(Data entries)
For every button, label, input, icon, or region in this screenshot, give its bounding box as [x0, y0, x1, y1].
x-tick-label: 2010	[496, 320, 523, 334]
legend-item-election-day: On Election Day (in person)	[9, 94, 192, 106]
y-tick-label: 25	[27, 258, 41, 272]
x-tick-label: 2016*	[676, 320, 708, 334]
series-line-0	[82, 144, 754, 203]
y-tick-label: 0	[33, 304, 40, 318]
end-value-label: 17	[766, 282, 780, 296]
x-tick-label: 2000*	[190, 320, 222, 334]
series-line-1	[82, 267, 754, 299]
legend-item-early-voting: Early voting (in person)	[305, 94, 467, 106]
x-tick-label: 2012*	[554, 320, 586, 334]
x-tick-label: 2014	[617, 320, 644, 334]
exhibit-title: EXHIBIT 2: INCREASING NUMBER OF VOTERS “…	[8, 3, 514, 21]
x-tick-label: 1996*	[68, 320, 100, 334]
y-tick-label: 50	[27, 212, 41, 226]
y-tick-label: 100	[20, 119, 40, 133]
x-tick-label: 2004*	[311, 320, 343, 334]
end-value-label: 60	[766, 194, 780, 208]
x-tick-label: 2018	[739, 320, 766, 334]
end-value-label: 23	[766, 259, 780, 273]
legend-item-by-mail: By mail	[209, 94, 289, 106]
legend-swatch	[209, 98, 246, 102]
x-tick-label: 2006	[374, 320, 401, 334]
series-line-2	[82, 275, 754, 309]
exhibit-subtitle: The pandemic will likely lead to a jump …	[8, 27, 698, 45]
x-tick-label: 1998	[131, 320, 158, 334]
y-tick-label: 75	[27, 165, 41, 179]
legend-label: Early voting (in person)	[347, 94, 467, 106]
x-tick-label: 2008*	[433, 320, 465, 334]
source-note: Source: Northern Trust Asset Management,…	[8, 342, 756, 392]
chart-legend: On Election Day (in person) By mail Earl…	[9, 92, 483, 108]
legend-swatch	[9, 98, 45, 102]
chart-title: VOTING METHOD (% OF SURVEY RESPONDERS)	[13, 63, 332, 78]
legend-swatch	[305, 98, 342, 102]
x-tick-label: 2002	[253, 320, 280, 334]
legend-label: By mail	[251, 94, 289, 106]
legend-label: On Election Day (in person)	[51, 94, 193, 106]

_Exercise prompt_
Write out all the rows above again, swapping each "legend-swatch" for "legend-key" and leaving everything else as it is.

_Written answer_
For every button, label, input, icon, or region in this screenshot, give its bounding box as [x0, y0, x1, y1].
x-tick-label: 2010	[496, 320, 523, 334]
legend-item-election-day: On Election Day (in person)	[9, 94, 192, 106]
y-tick-label: 25	[27, 258, 41, 272]
x-tick-label: 2016*	[676, 320, 708, 334]
series-line-0	[82, 144, 754, 203]
y-tick-label: 0	[33, 304, 40, 318]
end-value-label: 17	[766, 282, 780, 296]
x-tick-label: 2000*	[190, 320, 222, 334]
series-line-1	[82, 267, 754, 299]
legend-item-early-voting: Early voting (in person)	[305, 94, 467, 106]
x-tick-label: 2012*	[554, 320, 586, 334]
x-tick-label: 2014	[617, 320, 644, 334]
exhibit-title: EXHIBIT 2: INCREASING NUMBER OF VOTERS “…	[8, 3, 514, 21]
x-tick-label: 1996*	[68, 320, 100, 334]
y-tick-label: 50	[27, 212, 41, 226]
y-tick-label: 100	[20, 119, 40, 133]
x-tick-label: 2004*	[311, 320, 343, 334]
end-value-label: 60	[766, 194, 780, 208]
x-tick-label: 2018	[739, 320, 766, 334]
end-value-label: 23	[766, 259, 780, 273]
legend-item-by-mail: By mail	[209, 94, 289, 106]
legend-key	[209, 98, 246, 102]
x-tick-label: 2006	[374, 320, 401, 334]
series-line-2	[82, 275, 754, 309]
exhibit-subtitle: The pandemic will likely lead to a jump …	[8, 27, 698, 45]
x-tick-label: 1998	[131, 320, 158, 334]
y-tick-label: 75	[27, 165, 41, 179]
legend-label: Early voting (in person)	[347, 94, 467, 106]
x-tick-label: 2008*	[433, 320, 465, 334]
source-note: Source: Northern Trust Asset Management,…	[8, 342, 756, 392]
chart-legend: On Election Day (in person) By mail Earl…	[9, 92, 483, 108]
legend-key	[9, 98, 45, 102]
chart-title: VOTING METHOD (% OF SURVEY RESPONDERS)	[13, 63, 332, 78]
legend-key	[305, 98, 342, 102]
x-tick-label: 2002	[253, 320, 280, 334]
legend-label: By mail	[251, 94, 289, 106]
legend-label: On Election Day (in person)	[51, 94, 193, 106]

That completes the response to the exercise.